─── Supplied material ───

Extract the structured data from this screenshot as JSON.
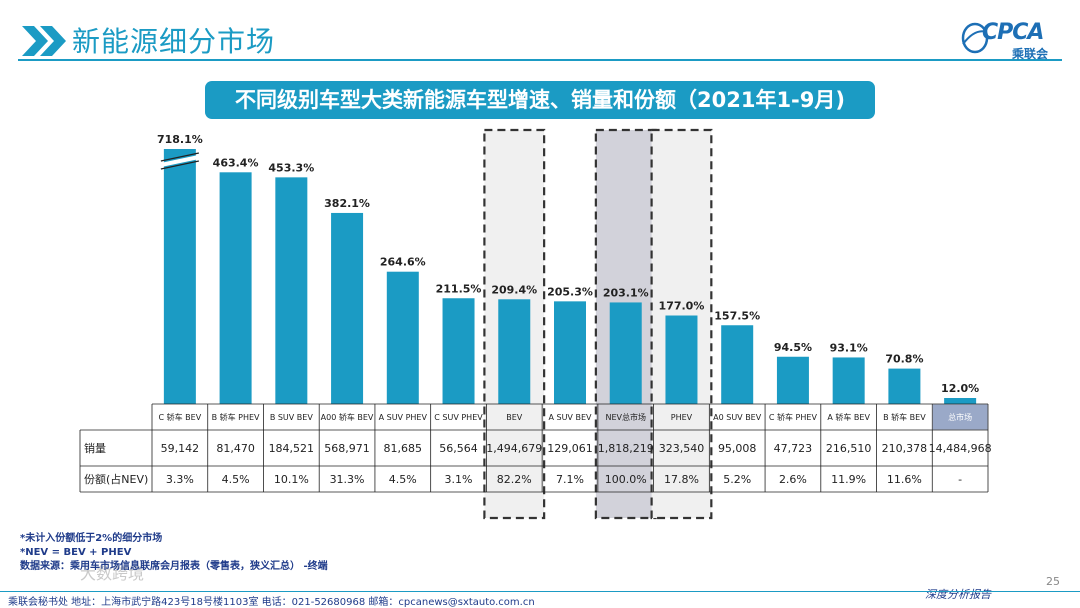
{
  "header": {
    "title": "新能源细分市场",
    "logo_text": "CPCA",
    "logo_sub": "乘联会"
  },
  "banner": "不同级别车型大类新能源车型增速、销量和份额（2021年1-9月)",
  "chart_data": {
    "type": "bar",
    "categories": [
      "C 轿车 BEV",
      "B 轿车 PHEV",
      "B SUV BEV",
      "A00 轿车 BEV",
      "A SUV PHEV",
      "C SUV PHEV",
      "BEV",
      "A SUV BEV",
      "NEV总市场",
      "PHEV",
      "A0 SUV BEV",
      "C 轿车 PHEV",
      "A 轿车 BEV",
      "B 轿车 BEV",
      "总市场"
    ],
    "values": [
      718.1,
      463.4,
      453.3,
      382.1,
      264.6,
      211.5,
      209.4,
      205.3,
      203.1,
      177.0,
      157.5,
      94.5,
      93.1,
      70.8,
      12.0
    ],
    "value_labels": [
      "718.1%",
      "463.4%",
      "453.3%",
      "382.1%",
      "264.6%",
      "211.5%",
      "209.4%",
      "205.3%",
      "203.1%",
      "177.0%",
      "157.5%",
      "94.5%",
      "93.1%",
      "70.8%",
      "12.0%"
    ],
    "axis_break": [
      true,
      false,
      false,
      false,
      false,
      false,
      false,
      false,
      false,
      false,
      false,
      false,
      false,
      false,
      false
    ],
    "highlight_boxes": [
      "BEV",
      "NEV总市场",
      "PHEV"
    ],
    "shaded_box": "NEV总市场",
    "colors": {
      "bar": "#1b9bc4",
      "total_header": "#9aa9c8",
      "box_fill": "#f0f0f0",
      "nev_box_fill": "#d2d2da"
    },
    "table": {
      "row_labels": [
        "销量",
        "份额(占NEV)"
      ],
      "sales": [
        "59,142",
        "81,470",
        "184,521",
        "568,971",
        "81,685",
        "56,564",
        "1,494,679",
        "129,061",
        "1,818,219",
        "323,540",
        "95,008",
        "47,723",
        "216,510",
        "210,378",
        "14,484,968"
      ],
      "share": [
        "3.3%",
        "4.5%",
        "10.1%",
        "31.3%",
        "4.5%",
        "3.1%",
        "82.2%",
        "7.1%",
        "100.0%",
        "17.8%",
        "5.2%",
        "2.6%",
        "11.9%",
        "11.6%",
        "-"
      ]
    }
  },
  "notes": [
    "*未计入份额低于2%的细分市场",
    "*NEV = BEV + PHEV",
    "数据来源：乘用车市场信息联席会月报表（零售表，狭义汇总）  -终端"
  ],
  "footer": "乘联会秘书处    地址：上海市武宁路423号18号楼1103室    电话：021-52680968    邮箱：cpcanews@sxtauto.com.cn",
  "tagline": "深度分析报告",
  "page_number": "25",
  "watermark": "大数跨境"
}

───

# Instructions to follow
Return the material exactly as given, apart from the pictures.

# Full response
Extract the structured data from this screenshot as JSON.
{
  "header": {
    "title": "新能源细分市场",
    "logo_text": "CPCA",
    "logo_sub": "乘联会"
  },
  "banner": "不同级别车型大类新能源车型增速、销量和份额（2021年1-9月)",
  "chart_data": {
    "type": "bar",
    "categories": [
      "C 轿车 BEV",
      "B 轿车 PHEV",
      "B SUV BEV",
      "A00 轿车 BEV",
      "A SUV PHEV",
      "C SUV PHEV",
      "BEV",
      "A SUV BEV",
      "NEV总市场",
      "PHEV",
      "A0 SUV BEV",
      "C 轿车 PHEV",
      "A 轿车 BEV",
      "B 轿车 BEV",
      "总市场"
    ],
    "values": [
      718.1,
      463.4,
      453.3,
      382.1,
      264.6,
      211.5,
      209.4,
      205.3,
      203.1,
      177.0,
      157.5,
      94.5,
      93.1,
      70.8,
      12.0
    ],
    "value_labels": [
      "718.1%",
      "463.4%",
      "453.3%",
      "382.1%",
      "264.6%",
      "211.5%",
      "209.4%",
      "205.3%",
      "203.1%",
      "177.0%",
      "157.5%",
      "94.5%",
      "93.1%",
      "70.8%",
      "12.0%"
    ],
    "axis_break": [
      true,
      false,
      false,
      false,
      false,
      false,
      false,
      false,
      false,
      false,
      false,
      false,
      false,
      false,
      false
    ],
    "highlight_boxes": [
      "BEV",
      "NEV总市场",
      "PHEV"
    ],
    "shaded_box": "NEV总市场",
    "colors": {
      "bar": "#1b9bc4",
      "total_header": "#9aa9c8",
      "box_fill": "#f0f0f0",
      "nev_box_fill": "#d2d2da"
    },
    "table": {
      "row_labels": [
        "销量",
        "份额(占NEV)"
      ],
      "sales": [
        "59,142",
        "81,470",
        "184,521",
        "568,971",
        "81,685",
        "56,564",
        "1,494,679",
        "129,061",
        "1,818,219",
        "323,540",
        "95,008",
        "47,723",
        "216,510",
        "210,378",
        "14,484,968"
      ],
      "share": [
        "3.3%",
        "4.5%",
        "10.1%",
        "31.3%",
        "4.5%",
        "3.1%",
        "82.2%",
        "7.1%",
        "100.0%",
        "17.8%",
        "5.2%",
        "2.6%",
        "11.9%",
        "11.6%",
        "-"
      ]
    }
  },
  "notes": [
    "*未计入份额低于2%的细分市场",
    "*NEV = BEV + PHEV",
    "数据来源：乘用车市场信息联席会月报表（零售表，狭义汇总）  -终端"
  ],
  "footer": "乘联会秘书处    地址：上海市武宁路423号18号楼1103室    电话：021-52680968    邮箱：cpcanews@sxtauto.com.cn",
  "tagline": "深度分析报告",
  "page_number": "25",
  "watermark": "大数跨境"
}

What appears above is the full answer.